Extracted records ::
━━━━━━━━━━━━━━━━

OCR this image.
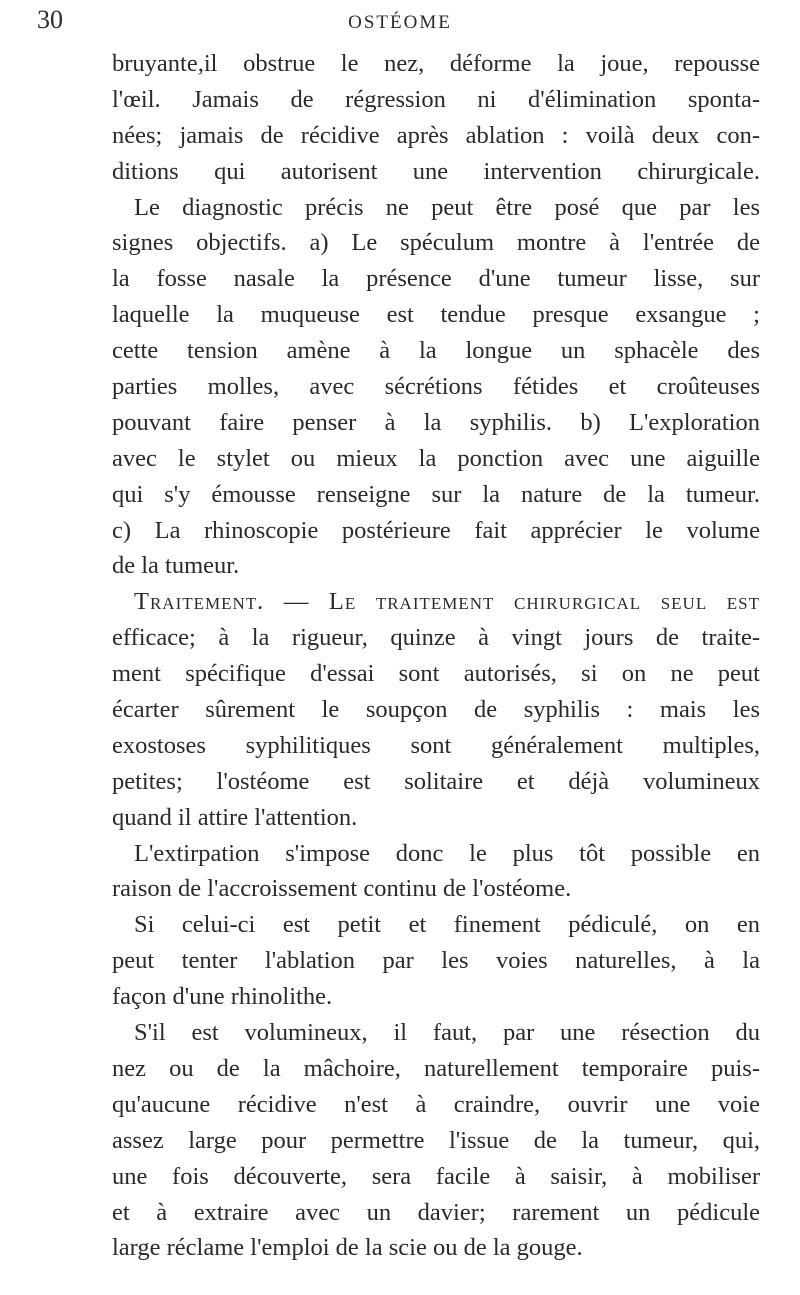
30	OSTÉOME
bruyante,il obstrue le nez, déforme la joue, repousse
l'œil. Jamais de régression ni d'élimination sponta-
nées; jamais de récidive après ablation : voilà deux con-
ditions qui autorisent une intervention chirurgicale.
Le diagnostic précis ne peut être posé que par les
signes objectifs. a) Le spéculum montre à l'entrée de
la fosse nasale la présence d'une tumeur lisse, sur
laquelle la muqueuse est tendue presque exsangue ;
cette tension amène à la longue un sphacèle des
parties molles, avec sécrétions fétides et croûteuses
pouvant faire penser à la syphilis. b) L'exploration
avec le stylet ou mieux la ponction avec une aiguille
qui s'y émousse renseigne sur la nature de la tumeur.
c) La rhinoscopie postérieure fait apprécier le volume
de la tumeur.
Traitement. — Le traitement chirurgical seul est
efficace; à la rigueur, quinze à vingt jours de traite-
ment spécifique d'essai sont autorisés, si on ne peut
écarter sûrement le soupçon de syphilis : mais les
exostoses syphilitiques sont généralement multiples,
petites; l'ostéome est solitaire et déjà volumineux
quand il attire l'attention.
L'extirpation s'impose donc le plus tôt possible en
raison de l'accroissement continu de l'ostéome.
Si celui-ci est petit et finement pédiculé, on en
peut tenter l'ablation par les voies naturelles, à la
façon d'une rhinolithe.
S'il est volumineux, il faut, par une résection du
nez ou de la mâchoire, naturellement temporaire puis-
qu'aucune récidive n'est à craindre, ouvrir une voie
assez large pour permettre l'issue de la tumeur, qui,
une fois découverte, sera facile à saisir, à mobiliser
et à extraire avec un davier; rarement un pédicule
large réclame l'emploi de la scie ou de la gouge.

━━━━━━━━━━━━━━━━

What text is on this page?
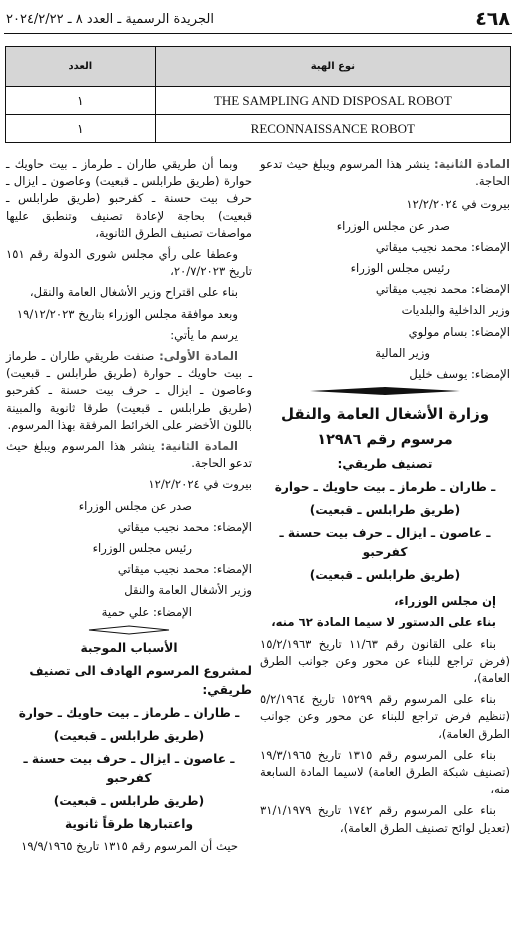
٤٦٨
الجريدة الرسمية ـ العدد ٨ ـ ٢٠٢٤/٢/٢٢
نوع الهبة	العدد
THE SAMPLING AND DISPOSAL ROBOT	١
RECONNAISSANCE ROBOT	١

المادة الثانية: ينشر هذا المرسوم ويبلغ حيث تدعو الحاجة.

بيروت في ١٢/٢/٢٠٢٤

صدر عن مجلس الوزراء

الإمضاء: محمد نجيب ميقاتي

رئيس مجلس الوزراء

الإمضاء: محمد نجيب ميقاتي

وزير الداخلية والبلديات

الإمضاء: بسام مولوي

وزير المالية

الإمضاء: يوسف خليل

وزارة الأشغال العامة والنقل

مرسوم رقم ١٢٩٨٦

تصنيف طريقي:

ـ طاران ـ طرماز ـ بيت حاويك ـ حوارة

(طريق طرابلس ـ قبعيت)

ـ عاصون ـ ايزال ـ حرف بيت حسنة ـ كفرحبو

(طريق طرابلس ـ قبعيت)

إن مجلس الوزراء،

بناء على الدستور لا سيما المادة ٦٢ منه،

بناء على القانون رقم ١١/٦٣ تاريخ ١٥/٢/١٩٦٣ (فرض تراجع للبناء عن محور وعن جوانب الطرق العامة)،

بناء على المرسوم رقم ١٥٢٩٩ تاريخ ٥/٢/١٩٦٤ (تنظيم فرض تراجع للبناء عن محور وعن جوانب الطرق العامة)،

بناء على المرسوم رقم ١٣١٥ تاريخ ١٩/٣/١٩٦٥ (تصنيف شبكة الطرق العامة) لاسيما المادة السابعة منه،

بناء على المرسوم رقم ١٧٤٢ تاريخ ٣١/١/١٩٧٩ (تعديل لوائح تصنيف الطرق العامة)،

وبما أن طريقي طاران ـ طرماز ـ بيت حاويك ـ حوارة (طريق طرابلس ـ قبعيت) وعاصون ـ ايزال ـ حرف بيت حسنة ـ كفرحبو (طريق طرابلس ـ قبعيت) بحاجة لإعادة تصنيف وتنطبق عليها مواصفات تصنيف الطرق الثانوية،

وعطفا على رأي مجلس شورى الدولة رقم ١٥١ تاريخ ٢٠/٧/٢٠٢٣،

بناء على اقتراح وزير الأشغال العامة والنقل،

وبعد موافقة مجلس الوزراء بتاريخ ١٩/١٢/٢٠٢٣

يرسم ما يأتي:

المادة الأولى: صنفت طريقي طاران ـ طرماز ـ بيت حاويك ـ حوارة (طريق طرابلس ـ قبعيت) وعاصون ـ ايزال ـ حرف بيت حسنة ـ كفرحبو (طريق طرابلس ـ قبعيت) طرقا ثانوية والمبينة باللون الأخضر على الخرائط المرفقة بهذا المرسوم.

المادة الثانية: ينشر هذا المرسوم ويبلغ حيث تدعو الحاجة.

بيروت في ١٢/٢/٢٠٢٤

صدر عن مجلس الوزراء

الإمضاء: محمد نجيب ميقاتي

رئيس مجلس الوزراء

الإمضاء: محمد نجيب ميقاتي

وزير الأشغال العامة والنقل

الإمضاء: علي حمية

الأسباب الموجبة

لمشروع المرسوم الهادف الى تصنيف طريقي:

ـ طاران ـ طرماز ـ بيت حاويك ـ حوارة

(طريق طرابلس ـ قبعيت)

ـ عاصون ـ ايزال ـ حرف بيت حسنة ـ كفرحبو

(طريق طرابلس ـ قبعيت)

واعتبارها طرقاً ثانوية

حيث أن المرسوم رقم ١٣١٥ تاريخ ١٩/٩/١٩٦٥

━━━━━━━━━━━━━━━━

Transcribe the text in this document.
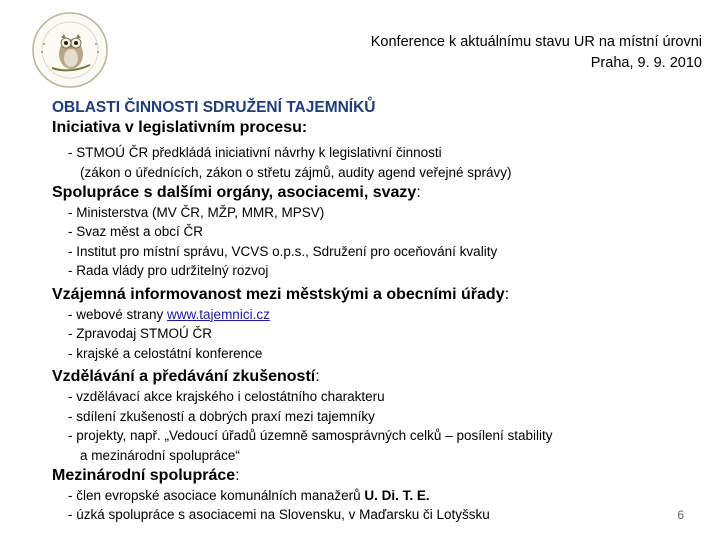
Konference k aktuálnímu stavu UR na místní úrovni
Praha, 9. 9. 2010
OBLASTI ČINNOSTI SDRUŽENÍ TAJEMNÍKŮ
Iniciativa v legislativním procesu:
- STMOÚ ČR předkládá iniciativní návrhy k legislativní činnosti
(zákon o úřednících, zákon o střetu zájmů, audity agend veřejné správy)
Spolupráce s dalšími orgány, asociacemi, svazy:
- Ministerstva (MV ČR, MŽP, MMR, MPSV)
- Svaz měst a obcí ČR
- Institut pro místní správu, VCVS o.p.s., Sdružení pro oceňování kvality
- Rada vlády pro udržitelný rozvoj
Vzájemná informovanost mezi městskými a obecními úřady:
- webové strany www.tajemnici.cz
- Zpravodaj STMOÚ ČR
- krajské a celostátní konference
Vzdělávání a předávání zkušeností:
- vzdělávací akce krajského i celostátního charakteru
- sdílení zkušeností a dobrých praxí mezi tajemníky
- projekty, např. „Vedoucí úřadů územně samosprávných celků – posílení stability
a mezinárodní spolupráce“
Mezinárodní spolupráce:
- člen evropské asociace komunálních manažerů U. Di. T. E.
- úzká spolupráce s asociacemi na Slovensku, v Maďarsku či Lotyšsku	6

━━━━━━━━━━━━━━━━

Stated exercise :: Say, as a single number and nothing more, how many lines of the entries contain the word "text".

Written answer :: 2